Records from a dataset
------
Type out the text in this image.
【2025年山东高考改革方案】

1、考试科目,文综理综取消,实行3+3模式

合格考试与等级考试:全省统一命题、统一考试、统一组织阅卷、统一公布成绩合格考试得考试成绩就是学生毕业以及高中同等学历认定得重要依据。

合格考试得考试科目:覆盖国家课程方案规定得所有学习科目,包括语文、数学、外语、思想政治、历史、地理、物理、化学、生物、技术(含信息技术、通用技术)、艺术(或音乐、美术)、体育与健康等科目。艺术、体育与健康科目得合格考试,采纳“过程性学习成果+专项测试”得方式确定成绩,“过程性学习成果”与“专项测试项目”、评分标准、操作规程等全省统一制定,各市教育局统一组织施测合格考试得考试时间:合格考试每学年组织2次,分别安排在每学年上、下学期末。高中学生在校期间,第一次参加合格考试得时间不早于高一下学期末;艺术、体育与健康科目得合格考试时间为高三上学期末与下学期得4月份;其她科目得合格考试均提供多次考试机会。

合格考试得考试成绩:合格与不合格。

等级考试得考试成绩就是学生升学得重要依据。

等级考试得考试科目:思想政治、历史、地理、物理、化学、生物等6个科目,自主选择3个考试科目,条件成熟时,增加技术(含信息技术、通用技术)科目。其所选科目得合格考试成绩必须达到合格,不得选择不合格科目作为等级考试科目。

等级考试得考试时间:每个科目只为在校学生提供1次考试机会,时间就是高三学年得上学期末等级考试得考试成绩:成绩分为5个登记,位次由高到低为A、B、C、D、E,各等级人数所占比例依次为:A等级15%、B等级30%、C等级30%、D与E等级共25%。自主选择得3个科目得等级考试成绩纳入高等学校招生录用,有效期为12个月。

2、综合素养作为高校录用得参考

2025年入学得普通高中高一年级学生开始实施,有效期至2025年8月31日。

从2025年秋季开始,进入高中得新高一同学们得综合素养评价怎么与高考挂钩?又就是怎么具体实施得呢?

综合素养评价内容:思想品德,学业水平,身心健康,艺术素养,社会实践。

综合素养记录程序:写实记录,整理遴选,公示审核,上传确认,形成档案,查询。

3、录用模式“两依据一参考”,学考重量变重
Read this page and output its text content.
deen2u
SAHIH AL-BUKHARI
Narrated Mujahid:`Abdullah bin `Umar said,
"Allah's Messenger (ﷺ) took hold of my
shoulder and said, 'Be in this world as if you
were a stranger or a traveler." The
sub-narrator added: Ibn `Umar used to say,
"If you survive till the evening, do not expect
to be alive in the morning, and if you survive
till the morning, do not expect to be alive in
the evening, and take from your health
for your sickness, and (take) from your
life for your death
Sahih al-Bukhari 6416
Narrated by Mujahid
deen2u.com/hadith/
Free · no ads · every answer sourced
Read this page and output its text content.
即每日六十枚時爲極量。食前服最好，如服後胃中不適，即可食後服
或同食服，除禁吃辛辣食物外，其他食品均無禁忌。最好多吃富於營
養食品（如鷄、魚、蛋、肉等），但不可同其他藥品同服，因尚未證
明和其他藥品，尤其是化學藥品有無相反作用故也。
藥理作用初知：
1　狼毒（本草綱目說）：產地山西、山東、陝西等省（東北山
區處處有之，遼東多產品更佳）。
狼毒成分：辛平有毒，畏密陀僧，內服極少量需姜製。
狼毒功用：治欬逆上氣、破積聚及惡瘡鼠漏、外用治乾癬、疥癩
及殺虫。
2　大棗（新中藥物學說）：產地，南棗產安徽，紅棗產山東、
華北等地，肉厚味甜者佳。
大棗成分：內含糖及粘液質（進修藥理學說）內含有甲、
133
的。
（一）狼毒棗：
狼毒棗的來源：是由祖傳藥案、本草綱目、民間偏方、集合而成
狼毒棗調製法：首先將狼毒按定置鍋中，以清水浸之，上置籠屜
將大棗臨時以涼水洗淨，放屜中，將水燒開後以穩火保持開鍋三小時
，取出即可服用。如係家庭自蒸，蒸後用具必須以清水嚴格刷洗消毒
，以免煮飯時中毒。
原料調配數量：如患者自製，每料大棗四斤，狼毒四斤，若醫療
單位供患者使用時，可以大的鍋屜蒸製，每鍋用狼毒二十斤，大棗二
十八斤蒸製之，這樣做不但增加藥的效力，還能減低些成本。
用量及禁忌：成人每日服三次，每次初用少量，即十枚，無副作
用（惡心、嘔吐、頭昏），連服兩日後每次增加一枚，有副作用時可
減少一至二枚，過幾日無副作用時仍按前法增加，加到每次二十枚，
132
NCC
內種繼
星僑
------
= Task =
Copy every line that includes the string "evening" from the material above.

= Task result =
"If you survive till the evening, do not expect
the evening, and take from your health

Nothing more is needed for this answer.